Short problem - Copy the records below exactly, leaving out every picture.

Stored data entries

— begin —

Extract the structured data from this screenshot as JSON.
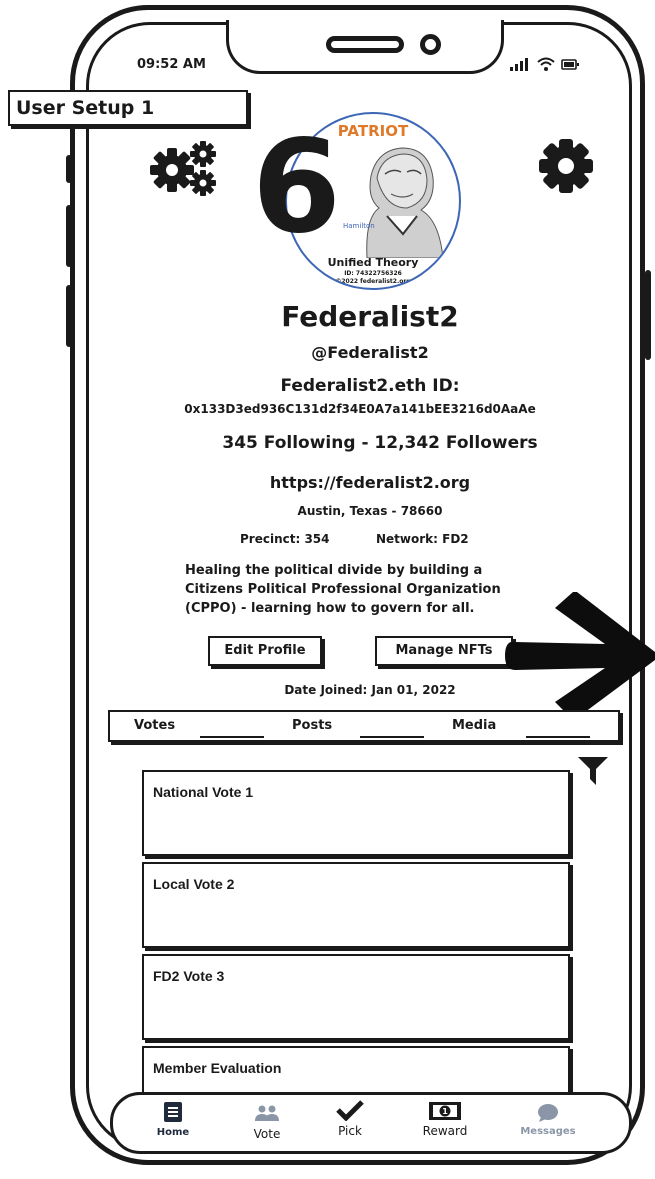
{
  "screen_label": "User Setup 1",
  "status_bar": {
    "time": "09:52 AM"
  },
  "badge": {
    "number": "6"
  },
  "seal": {
    "top_text": "PATRIOT",
    "portrait_label": "Hamilton",
    "title": "Unified Theory",
    "id_line": "ID: 74322756326",
    "copyright": "©2022 federalist2.org",
    "ring_color": "#3d66b5",
    "accent_color": "#e07a2b"
  },
  "profile": {
    "name": "Federalist2",
    "handle": "@Federalist2",
    "eth_label": "Federalist2.eth ID:",
    "eth_address": "0x133D3ed936C131d2f34E0A7a141bEE3216d0AaAe",
    "stats": "345 Following  -  12,342 Followers",
    "website": "https://federalist2.org",
    "location": "Austin, Texas - 78660",
    "precinct": "Precinct:  354",
    "network": "Network: FD2",
    "bio": [
      "Healing the political divide by building a",
      "Citizens Political Professional Organization",
      "(CPPO) - learning how to govern for all."
    ],
    "edit_button": "Edit Profile",
    "nfts_button": "Manage NFTs",
    "date_joined": "Date Joined: Jan 01, 2022"
  },
  "tabs": [
    {
      "label": "Votes"
    },
    {
      "label": "Posts"
    },
    {
      "label": "Media"
    }
  ],
  "cards": [
    {
      "title": "National Vote 1"
    },
    {
      "title": "Local Vote 2"
    },
    {
      "title": "FD2 Vote 3"
    },
    {
      "title": "Member Evaluation"
    }
  ],
  "bottom_nav": [
    {
      "label": "Home",
      "icon": "document-icon"
    },
    {
      "label": "Vote",
      "icon": "users-icon"
    },
    {
      "label": "Pick",
      "icon": "checkmark-icon"
    },
    {
      "label": "Reward",
      "icon": "dollar-bill-icon"
    },
    {
      "label": "Messages",
      "icon": "chat-bubble-icon"
    }
  ],
  "colors": {
    "ink": "#1a1a1a",
    "muted_nav": "#8a96a8"
  }
}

— end —

Expected output -
Extract the structured data from this screenshot as JSON.
{
  "screen_label": "User Setup 1",
  "status_bar": {
    "time": "09:52 AM"
  },
  "badge": {
    "number": "6"
  },
  "seal": {
    "top_text": "PATRIOT",
    "portrait_label": "Hamilton",
    "title": "Unified Theory",
    "id_line": "ID: 74322756326",
    "copyright": "©2022 federalist2.org",
    "ring_color": "#3d66b5",
    "accent_color": "#e07a2b"
  },
  "profile": {
    "name": "Federalist2",
    "handle": "@Federalist2",
    "eth_label": "Federalist2.eth ID:",
    "eth_address": "0x133D3ed936C131d2f34E0A7a141bEE3216d0AaAe",
    "stats": "345 Following  -  12,342 Followers",
    "website": "https://federalist2.org",
    "location": "Austin, Texas - 78660",
    "precinct": "Precinct:  354",
    "network": "Network: FD2",
    "bio": [
      "Healing the political divide by building a",
      "Citizens Political Professional Organization",
      "(CPPO) - learning how to govern for all."
    ],
    "edit_button": "Edit Profile",
    "nfts_button": "Manage NFTs",
    "date_joined": "Date Joined: Jan 01, 2022"
  },
  "tabs": [
    {
      "label": "Votes"
    },
    {
      "label": "Posts"
    },
    {
      "label": "Media"
    }
  ],
  "cards": [
    {
      "title": "National Vote 1"
    },
    {
      "title": "Local Vote 2"
    },
    {
      "title": "FD2 Vote 3"
    },
    {
      "title": "Member Evaluation"
    }
  ],
  "bottom_nav": [
    {
      "label": "Home",
      "icon": "document-icon"
    },
    {
      "label": "Vote",
      "icon": "users-icon"
    },
    {
      "label": "Pick",
      "icon": "checkmark-icon"
    },
    {
      "label": "Reward",
      "icon": "dollar-bill-icon"
    },
    {
      "label": "Messages",
      "icon": "chat-bubble-icon"
    }
  ],
  "colors": {
    "ink": "#1a1a1a",
    "muted_nav": "#8a96a8"
  }
}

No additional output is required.